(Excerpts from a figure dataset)

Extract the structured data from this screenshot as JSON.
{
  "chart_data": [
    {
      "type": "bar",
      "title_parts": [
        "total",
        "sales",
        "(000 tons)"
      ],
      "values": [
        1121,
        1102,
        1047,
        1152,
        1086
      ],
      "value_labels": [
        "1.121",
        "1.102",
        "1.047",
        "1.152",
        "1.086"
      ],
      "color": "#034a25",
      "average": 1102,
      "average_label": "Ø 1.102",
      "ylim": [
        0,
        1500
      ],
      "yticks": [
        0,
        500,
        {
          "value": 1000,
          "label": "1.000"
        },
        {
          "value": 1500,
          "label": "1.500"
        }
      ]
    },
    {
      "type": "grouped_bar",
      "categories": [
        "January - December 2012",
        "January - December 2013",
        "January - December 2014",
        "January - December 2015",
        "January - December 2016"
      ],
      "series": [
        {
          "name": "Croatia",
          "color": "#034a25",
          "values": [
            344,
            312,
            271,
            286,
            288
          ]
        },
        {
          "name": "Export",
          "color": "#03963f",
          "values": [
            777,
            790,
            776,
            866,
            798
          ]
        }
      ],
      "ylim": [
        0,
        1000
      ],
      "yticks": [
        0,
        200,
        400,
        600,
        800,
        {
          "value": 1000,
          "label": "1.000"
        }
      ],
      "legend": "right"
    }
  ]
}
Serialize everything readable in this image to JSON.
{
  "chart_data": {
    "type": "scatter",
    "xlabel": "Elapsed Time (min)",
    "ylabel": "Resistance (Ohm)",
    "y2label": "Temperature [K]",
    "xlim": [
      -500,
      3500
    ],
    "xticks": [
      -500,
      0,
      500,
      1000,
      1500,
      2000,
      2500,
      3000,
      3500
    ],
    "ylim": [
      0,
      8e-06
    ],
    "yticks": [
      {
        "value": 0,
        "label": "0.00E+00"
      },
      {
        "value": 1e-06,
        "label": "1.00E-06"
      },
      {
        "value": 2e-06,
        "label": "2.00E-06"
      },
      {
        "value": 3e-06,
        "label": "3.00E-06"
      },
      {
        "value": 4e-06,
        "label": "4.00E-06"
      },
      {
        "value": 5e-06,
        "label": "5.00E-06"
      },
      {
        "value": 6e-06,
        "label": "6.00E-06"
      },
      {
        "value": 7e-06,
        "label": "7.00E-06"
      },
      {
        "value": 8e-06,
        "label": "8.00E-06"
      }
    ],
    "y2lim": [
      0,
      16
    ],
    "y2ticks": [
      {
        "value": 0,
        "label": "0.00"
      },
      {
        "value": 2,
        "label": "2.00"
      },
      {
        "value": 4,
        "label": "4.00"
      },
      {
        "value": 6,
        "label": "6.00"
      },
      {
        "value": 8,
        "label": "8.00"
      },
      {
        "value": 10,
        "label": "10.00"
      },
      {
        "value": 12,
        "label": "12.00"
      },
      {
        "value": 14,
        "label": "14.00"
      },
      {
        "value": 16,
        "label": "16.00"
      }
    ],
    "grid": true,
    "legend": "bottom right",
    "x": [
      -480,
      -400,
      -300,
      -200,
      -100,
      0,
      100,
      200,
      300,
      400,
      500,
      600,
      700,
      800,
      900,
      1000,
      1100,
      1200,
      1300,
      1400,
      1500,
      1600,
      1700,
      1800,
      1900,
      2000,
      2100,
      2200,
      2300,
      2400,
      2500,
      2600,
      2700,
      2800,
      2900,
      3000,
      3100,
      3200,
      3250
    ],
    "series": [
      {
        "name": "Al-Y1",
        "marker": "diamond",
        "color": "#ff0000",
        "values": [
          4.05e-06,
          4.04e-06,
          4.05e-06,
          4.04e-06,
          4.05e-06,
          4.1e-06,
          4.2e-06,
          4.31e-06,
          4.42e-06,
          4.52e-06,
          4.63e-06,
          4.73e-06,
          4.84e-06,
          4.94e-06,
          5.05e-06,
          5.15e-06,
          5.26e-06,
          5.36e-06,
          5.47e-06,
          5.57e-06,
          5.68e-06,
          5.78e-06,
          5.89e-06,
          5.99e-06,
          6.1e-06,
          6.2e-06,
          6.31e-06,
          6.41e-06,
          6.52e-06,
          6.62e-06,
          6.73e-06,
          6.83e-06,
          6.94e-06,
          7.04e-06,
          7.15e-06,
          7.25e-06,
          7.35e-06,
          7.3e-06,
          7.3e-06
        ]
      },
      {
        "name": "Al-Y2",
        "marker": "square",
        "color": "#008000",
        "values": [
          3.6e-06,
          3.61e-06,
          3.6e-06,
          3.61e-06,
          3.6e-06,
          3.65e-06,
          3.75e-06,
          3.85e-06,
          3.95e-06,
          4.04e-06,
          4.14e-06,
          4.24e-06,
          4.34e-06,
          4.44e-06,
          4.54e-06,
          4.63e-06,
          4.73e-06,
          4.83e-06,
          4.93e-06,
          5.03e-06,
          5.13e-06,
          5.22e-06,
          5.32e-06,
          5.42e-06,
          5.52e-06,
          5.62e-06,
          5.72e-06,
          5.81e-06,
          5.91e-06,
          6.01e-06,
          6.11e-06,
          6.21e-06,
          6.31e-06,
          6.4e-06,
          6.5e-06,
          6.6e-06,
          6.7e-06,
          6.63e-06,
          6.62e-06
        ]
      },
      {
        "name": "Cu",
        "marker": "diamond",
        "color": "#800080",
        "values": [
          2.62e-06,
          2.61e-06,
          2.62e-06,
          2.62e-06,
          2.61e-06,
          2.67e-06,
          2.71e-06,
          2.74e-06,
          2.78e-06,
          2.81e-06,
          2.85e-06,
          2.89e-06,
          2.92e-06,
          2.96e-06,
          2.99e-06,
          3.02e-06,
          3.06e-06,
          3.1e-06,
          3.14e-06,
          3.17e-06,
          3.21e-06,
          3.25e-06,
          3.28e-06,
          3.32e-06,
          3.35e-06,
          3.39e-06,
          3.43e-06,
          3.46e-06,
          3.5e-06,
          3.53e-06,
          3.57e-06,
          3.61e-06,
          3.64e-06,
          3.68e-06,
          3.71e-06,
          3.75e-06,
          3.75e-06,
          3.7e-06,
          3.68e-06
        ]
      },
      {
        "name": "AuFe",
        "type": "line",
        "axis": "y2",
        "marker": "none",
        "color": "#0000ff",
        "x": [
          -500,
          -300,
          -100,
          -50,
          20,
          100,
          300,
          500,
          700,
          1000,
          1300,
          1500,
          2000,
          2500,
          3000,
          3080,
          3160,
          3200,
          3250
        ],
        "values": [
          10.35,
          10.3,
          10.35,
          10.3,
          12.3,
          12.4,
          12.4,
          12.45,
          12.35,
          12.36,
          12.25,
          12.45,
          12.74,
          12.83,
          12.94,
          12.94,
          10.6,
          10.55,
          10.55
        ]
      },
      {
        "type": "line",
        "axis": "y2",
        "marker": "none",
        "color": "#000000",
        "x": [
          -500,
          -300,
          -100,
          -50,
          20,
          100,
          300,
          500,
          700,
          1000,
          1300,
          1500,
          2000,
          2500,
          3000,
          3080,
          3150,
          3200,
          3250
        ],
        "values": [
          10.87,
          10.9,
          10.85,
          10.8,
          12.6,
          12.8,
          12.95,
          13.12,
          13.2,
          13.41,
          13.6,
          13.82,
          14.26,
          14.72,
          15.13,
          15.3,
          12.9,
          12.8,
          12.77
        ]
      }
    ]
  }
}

*What is being asked:* Recopy the entries above in their entirety, exactly.

*Exercise solution:*
Extract the structured data from this screenshot as JSON.
{
  "chart_data": [
    {
      "type": "bar",
      "title_parts": [
        "total",
        "sales",
        "(000 tons)"
      ],
      "values": [
        1121,
        1102,
        1047,
        1152,
        1086
      ],
      "value_labels": [
        "1.121",
        "1.102",
        "1.047",
        "1.152",
        "1.086"
      ],
      "color": "#034a25",
      "average": 1102,
      "average_label": "Ø 1.102",
      "ylim": [
        0,
        1500
      ],
      "yticks": [
        0,
        500,
        {
          "value": 1000,
          "label": "1.000"
        },
        {
          "value": 1500,
          "label": "1.500"
        }
      ]
    },
    {
      "type": "grouped_bar",
      "categories": [
        "January - December 2012",
        "January - December 2013",
        "January - December 2014",
        "January - December 2015",
        "January - December 2016"
      ],
      "series": [
        {
          "name": "Croatia",
          "color": "#034a25",
          "values": [
            344,
            312,
            271,
            286,
            288
          ]
        },
        {
          "name": "Export",
          "color": "#03963f",
          "values": [
            777,
            790,
            776,
            866,
            798
          ]
        }
      ],
      "ylim": [
        0,
        1000
      ],
      "yticks": [
        0,
        200,
        400,
        600,
        800,
        {
          "value": 1000,
          "label": "1.000"
        }
      ],
      "legend": "right"
    }
  ]
}
Serialize everything readable in this image to JSON.
{
  "chart_data": {
    "type": "scatter",
    "xlabel": "Elapsed Time (min)",
    "ylabel": "Resistance (Ohm)",
    "y2label": "Temperature [K]",
    "xlim": [
      -500,
      3500
    ],
    "xticks": [
      -500,
      0,
      500,
      1000,
      1500,
      2000,
      2500,
      3000,
      3500
    ],
    "ylim": [
      0,
      8e-06
    ],
    "yticks": [
      {
        "value": 0,
        "label": "0.00E+00"
      },
      {
        "value": 1e-06,
        "label": "1.00E-06"
      },
      {
        "value": 2e-06,
        "label": "2.00E-06"
      },
      {
        "value": 3e-06,
        "label": "3.00E-06"
      },
      {
        "value": 4e-06,
        "label": "4.00E-06"
      },
      {
        "value": 5e-06,
        "label": "5.00E-06"
      },
      {
        "value": 6e-06,
        "label": "6.00E-06"
      },
      {
        "value": 7e-06,
        "label": "7.00E-06"
      },
      {
        "value": 8e-06,
        "label": "8.00E-06"
      }
    ],
    "y2lim": [
      0,
      16
    ],
    "y2ticks": [
      {
        "value": 0,
        "label": "0.00"
      },
      {
        "value": 2,
        "label": "2.00"
      },
      {
        "value": 4,
        "label": "4.00"
      },
      {
        "value": 6,
        "label": "6.00"
      },
      {
        "value": 8,
        "label": "8.00"
      },
      {
        "value": 10,
        "label": "10.00"
      },
      {
        "value": 12,
        "label": "12.00"
      },
      {
        "value": 14,
        "label": "14.00"
      },
      {
        "value": 16,
        "label": "16.00"
      }
    ],
    "grid": true,
    "legend": "bottom right",
    "x": [
      -480,
      -400,
      -300,
      -200,
      -100,
      0,
      100,
      200,
      300,
      400,
      500,
      600,
      700,
      800,
      900,
      1000,
      1100,
      1200,
      1300,
      1400,
      1500,
      1600,
      1700,
      1800,
      1900,
      2000,
      2100,
      2200,
      2300,
      2400,
      2500,
      2600,
      2700,
      2800,
      2900,
      3000,
      3100,
      3200,
      3250
    ],
    "series": [
      {
        "name": "Al-Y1",
        "marker": "diamond",
        "color": "#ff0000",
        "values": [
          4.05e-06,
          4.04e-06,
          4.05e-06,
          4.04e-06,
          4.05e-06,
          4.1e-06,
          4.2e-06,
          4.31e-06,
          4.42e-06,
          4.52e-06,
          4.63e-06,
          4.73e-06,
          4.84e-06,
          4.94e-06,
          5.05e-06,
          5.15e-06,
          5.26e-06,
          5.36e-06,
          5.47e-06,
          5.57e-06,
          5.68e-06,
          5.78e-06,
          5.89e-06,
          5.99e-06,
          6.1e-06,
          6.2e-06,
          6.31e-06,
          6.41e-06,
          6.52e-06,
          6.62e-06,
          6.73e-06,
          6.83e-06,
          6.94e-06,
          7.04e-06,
          7.15e-06,
          7.25e-06,
          7.35e-06,
          7.3e-06,
          7.3e-06
        ]
      },
      {
        "name": "Al-Y2",
        "marker": "square",
        "color": "#008000",
        "values": [
          3.6e-06,
          3.61e-06,
          3.6e-06,
          3.61e-06,
          3.6e-06,
          3.65e-06,
          3.75e-06,
          3.85e-06,
          3.95e-06,
          4.04e-06,
          4.14e-06,
          4.24e-06,
          4.34e-06,
          4.44e-06,
          4.54e-06,
          4.63e-06,
          4.73e-06,
          4.83e-06,
          4.93e-06,
          5.03e-06,
          5.13e-06,
          5.22e-06,
          5.32e-06,
          5.42e-06,
          5.52e-06,
          5.62e-06,
          5.72e-06,
          5.81e-06,
          5.91e-06,
          6.01e-06,
          6.11e-06,
          6.21e-06,
          6.31e-06,
          6.4e-06,
          6.5e-06,
          6.6e-06,
          6.7e-06,
          6.63e-06,
          6.62e-06
        ]
      },
      {
        "name": "Cu",
        "marker": "diamond",
        "color": "#800080",
        "values": [
          2.62e-06,
          2.61e-06,
          2.62e-06,
          2.62e-06,
          2.61e-06,
          2.67e-06,
          2.71e-06,
          2.74e-06,
          2.78e-06,
          2.81e-06,
          2.85e-06,
          2.89e-06,
          2.92e-06,
          2.96e-06,
          2.99e-06,
          3.02e-06,
          3.06e-06,
          3.1e-06,
          3.14e-06,
          3.17e-06,
          3.21e-06,
          3.25e-06,
          3.28e-06,
          3.32e-06,
          3.35e-06,
          3.39e-06,
          3.43e-06,
          3.46e-06,
          3.5e-06,
          3.53e-06,
          3.57e-06,
          3.61e-06,
          3.64e-06,
          3.68e-06,
          3.71e-06,
          3.75e-06,
          3.75e-06,
          3.7e-06,
          3.68e-06
        ]
      },
      {
        "name": "AuFe",
        "type": "line",
        "axis": "y2",
        "marker": "none",
        "color": "#0000ff",
        "x": [
          -500,
          -300,
          -100,
          -50,
          20,
          100,
          300,
          500,
          700,
          1000,
          1300,
          1500,
          2000,
          2500,
          3000,
          3080,
          3160,
          3200,
          3250
        ],
        "values": [
          10.35,
          10.3,
          10.35,
          10.3,
          12.3,
          12.4,
          12.4,
          12.45,
          12.35,
          12.36,
          12.25,
          12.45,
          12.74,
          12.83,
          12.94,
          12.94,
          10.6,
          10.55,
          10.55
        ]
      },
      {
        "type": "line",
        "axis": "y2",
        "marker": "none",
        "color": "#000000",
        "x": [
          -500,
          -300,
          -100,
          -50,
          20,
          100,
          300,
          500,
          700,
          1000,
          1300,
          1500,
          2000,
          2500,
          3000,
          3080,
          3150,
          3200,
          3250
        ],
        "values": [
          10.87,
          10.9,
          10.85,
          10.8,
          12.6,
          12.8,
          12.95,
          13.12,
          13.2,
          13.41,
          13.6,
          13.82,
          14.26,
          14.72,
          15.13,
          15.3,
          12.9,
          12.8,
          12.77
        ]
      }
    ]
  }
}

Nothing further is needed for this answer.